● TASK DIRECTIONS
Copy out each line of the listing that has the word "competing" in it.
________
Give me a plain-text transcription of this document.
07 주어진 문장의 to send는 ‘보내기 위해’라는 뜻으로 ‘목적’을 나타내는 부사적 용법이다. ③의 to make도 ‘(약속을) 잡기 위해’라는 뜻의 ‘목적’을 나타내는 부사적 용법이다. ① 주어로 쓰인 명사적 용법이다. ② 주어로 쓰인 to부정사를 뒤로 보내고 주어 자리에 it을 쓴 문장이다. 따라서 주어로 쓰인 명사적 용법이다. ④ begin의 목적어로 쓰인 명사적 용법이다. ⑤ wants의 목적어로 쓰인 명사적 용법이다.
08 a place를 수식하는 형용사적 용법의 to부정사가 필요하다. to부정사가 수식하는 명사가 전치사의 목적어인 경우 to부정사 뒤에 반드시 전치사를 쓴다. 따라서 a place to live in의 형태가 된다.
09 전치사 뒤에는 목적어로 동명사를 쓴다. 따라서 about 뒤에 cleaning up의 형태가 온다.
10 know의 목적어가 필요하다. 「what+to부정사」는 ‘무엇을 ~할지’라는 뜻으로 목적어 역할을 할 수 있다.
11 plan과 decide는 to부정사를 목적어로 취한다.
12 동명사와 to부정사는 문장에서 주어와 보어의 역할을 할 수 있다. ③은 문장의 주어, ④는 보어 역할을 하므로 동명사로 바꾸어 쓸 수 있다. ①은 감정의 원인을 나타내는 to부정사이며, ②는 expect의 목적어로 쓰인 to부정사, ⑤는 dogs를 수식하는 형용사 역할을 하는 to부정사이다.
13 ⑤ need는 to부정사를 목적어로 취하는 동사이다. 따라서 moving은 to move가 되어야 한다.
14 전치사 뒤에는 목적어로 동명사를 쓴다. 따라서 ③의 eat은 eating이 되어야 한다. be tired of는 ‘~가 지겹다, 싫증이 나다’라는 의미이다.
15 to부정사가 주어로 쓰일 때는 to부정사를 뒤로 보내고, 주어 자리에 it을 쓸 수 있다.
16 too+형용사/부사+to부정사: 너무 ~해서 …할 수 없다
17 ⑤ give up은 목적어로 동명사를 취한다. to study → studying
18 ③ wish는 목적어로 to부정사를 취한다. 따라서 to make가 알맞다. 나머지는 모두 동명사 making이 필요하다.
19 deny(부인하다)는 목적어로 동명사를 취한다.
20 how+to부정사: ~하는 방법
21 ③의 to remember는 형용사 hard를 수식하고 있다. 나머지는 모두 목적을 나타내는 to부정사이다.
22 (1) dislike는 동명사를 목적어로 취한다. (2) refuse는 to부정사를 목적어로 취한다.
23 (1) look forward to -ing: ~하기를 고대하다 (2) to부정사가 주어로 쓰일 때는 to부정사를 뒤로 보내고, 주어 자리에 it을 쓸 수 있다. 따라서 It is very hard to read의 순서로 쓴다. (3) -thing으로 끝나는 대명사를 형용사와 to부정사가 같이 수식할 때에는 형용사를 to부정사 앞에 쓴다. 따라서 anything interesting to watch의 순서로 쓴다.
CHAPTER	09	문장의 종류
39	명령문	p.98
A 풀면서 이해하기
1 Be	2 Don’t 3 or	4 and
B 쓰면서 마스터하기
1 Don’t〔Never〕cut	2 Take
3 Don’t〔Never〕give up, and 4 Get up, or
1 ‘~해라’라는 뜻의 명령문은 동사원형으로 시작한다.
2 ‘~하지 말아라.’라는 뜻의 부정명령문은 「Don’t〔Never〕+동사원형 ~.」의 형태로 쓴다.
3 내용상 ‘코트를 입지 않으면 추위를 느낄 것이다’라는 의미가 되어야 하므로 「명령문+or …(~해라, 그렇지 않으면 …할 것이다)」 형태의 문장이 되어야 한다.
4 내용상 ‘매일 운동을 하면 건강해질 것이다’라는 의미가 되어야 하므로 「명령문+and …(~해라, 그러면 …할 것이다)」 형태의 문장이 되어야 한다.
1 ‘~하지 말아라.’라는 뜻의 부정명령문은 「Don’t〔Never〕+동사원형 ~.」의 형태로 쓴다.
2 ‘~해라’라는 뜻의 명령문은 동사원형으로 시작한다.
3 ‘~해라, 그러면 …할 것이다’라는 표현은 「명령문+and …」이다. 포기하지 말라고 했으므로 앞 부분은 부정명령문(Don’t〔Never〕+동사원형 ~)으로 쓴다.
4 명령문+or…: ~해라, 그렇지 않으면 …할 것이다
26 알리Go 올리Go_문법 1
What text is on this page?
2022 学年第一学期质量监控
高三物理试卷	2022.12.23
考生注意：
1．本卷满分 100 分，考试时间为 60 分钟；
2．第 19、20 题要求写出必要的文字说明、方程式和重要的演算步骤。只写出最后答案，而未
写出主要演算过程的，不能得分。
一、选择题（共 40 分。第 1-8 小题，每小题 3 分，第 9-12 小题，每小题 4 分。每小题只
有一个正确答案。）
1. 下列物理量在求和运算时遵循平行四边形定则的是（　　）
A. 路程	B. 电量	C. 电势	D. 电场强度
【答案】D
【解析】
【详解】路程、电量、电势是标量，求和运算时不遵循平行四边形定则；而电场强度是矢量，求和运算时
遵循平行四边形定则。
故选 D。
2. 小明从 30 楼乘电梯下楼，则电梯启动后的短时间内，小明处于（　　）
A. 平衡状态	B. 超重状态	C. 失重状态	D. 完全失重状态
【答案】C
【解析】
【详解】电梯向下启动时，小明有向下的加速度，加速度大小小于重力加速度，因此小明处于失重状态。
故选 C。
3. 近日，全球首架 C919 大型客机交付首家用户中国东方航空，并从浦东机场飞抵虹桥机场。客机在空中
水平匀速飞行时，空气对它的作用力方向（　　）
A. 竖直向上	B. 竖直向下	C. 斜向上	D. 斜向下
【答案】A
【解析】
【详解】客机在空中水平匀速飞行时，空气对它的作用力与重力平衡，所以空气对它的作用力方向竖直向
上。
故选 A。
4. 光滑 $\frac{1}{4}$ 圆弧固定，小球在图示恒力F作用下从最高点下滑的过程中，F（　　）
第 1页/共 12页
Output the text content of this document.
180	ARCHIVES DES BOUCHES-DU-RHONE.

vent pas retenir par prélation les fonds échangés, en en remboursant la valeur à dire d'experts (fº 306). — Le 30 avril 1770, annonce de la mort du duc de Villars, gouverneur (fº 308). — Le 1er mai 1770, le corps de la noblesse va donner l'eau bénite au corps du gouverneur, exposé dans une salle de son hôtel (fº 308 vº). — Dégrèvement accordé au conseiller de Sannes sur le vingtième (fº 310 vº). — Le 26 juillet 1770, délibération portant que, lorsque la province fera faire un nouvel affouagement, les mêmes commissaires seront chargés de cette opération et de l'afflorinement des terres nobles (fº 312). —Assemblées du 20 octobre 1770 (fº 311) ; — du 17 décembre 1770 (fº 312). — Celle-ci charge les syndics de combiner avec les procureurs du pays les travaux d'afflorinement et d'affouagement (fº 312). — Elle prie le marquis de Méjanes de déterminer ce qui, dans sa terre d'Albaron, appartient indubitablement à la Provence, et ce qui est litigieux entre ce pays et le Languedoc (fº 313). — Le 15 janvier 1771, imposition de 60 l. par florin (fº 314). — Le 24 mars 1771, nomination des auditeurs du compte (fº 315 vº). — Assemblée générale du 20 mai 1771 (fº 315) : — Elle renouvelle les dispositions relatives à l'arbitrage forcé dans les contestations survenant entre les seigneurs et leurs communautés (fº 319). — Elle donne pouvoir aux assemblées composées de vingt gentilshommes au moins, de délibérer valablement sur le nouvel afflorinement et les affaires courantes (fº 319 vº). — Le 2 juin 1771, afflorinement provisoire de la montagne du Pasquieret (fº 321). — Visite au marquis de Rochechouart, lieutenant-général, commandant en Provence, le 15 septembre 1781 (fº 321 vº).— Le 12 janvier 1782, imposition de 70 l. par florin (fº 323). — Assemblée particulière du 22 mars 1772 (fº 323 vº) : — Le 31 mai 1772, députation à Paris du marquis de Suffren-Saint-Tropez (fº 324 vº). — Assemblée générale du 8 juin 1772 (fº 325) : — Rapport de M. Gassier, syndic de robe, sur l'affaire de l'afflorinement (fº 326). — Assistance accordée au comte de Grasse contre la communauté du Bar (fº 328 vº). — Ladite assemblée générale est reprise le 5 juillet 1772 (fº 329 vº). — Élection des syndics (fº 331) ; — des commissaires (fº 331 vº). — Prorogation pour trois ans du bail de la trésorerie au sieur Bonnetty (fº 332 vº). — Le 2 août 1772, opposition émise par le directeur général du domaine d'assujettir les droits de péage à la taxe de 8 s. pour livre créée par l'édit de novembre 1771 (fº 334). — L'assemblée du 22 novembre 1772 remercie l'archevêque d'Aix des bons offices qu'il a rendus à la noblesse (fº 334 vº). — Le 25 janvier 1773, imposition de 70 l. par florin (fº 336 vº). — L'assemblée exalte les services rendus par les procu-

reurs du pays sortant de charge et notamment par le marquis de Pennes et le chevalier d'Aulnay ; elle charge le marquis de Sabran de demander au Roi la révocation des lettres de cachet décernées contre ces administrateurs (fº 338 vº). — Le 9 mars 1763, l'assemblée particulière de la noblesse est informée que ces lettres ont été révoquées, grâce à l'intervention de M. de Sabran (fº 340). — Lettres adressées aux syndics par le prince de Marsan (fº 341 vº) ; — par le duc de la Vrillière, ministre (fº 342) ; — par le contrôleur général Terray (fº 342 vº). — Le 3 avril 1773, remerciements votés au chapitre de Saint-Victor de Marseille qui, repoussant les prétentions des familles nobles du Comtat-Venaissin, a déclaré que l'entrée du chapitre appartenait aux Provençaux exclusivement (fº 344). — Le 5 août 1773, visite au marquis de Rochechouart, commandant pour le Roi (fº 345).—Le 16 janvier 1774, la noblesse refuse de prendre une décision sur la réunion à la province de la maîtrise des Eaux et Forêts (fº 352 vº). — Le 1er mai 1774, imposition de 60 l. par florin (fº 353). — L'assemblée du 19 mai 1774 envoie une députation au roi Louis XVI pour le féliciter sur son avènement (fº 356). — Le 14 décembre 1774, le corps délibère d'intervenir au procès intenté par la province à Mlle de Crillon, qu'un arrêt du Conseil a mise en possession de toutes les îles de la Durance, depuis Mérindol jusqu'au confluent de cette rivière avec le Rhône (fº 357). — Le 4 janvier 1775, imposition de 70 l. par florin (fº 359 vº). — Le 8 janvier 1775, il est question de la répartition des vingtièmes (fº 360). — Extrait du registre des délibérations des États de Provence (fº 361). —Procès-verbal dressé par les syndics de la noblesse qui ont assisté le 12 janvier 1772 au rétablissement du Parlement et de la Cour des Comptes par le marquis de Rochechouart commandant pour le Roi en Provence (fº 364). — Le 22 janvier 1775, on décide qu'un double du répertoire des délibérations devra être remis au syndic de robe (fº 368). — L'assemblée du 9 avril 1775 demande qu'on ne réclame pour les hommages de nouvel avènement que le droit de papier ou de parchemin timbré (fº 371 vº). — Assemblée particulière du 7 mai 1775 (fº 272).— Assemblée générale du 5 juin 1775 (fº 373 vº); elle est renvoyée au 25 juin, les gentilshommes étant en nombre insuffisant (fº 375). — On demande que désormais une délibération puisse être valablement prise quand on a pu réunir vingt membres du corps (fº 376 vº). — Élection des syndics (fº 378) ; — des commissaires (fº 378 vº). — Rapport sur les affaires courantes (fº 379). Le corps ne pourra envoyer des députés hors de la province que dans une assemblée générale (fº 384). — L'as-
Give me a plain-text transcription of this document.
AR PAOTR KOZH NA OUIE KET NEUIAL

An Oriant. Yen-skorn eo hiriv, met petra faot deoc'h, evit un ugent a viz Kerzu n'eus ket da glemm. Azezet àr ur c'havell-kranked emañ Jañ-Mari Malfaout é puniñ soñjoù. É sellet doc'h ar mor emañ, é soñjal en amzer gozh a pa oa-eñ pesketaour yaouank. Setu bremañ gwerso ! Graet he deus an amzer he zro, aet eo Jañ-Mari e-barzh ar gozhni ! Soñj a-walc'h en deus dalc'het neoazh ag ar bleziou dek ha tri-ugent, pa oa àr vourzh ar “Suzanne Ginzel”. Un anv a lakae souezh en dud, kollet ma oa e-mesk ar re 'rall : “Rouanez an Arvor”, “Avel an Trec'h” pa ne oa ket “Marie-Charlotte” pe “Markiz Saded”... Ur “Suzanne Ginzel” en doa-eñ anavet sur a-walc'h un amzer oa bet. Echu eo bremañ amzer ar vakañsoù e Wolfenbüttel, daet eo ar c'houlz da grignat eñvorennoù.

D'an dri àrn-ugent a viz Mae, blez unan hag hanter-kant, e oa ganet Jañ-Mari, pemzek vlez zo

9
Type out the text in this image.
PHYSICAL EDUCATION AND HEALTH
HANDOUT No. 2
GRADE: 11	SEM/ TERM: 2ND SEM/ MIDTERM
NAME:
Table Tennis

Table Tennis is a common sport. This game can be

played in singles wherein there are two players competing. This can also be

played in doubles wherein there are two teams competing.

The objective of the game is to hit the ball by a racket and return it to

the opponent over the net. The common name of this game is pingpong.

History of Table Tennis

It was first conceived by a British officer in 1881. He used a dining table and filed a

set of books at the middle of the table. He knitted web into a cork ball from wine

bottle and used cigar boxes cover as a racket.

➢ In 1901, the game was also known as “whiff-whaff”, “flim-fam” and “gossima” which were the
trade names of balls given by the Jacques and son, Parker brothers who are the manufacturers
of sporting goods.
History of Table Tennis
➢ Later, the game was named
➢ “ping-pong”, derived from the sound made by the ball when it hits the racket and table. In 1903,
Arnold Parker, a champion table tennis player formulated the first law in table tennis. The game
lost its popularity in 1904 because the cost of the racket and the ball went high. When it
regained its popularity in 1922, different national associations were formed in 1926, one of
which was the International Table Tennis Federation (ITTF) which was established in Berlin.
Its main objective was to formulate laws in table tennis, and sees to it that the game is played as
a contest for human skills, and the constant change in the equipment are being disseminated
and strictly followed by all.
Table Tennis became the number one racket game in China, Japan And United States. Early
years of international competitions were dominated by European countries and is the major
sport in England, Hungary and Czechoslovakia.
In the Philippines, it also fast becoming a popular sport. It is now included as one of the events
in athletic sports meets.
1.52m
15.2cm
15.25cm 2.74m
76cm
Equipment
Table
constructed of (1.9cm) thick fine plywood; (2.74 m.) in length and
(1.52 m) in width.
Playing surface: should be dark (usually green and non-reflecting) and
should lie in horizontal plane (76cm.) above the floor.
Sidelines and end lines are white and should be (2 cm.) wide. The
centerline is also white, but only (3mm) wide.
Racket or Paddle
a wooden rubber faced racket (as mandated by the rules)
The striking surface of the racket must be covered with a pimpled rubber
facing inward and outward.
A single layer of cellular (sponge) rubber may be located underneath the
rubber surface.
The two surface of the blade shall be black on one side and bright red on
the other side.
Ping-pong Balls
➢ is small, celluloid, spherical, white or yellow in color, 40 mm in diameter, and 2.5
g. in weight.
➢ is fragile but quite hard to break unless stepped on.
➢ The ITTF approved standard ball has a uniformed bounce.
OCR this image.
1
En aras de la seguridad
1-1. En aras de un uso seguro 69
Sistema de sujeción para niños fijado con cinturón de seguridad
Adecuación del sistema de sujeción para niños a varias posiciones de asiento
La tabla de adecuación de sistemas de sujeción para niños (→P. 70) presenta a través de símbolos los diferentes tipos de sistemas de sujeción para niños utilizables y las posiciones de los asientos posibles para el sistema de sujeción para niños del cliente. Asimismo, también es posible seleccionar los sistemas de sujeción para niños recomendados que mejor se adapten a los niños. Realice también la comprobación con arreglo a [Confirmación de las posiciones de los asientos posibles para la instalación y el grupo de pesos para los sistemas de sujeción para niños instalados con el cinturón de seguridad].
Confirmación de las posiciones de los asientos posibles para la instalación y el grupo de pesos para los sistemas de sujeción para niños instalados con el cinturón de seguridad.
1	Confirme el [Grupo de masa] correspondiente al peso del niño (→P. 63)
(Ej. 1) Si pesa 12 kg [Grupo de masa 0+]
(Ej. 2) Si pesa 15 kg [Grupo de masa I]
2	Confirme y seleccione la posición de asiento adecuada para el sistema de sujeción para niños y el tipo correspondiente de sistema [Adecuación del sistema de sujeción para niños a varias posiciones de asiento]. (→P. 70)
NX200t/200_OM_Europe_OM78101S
________
● FULL SOLUTION
played in singles wherein there are two players competing. This can also be
played in doubles wherein there are two teams competing.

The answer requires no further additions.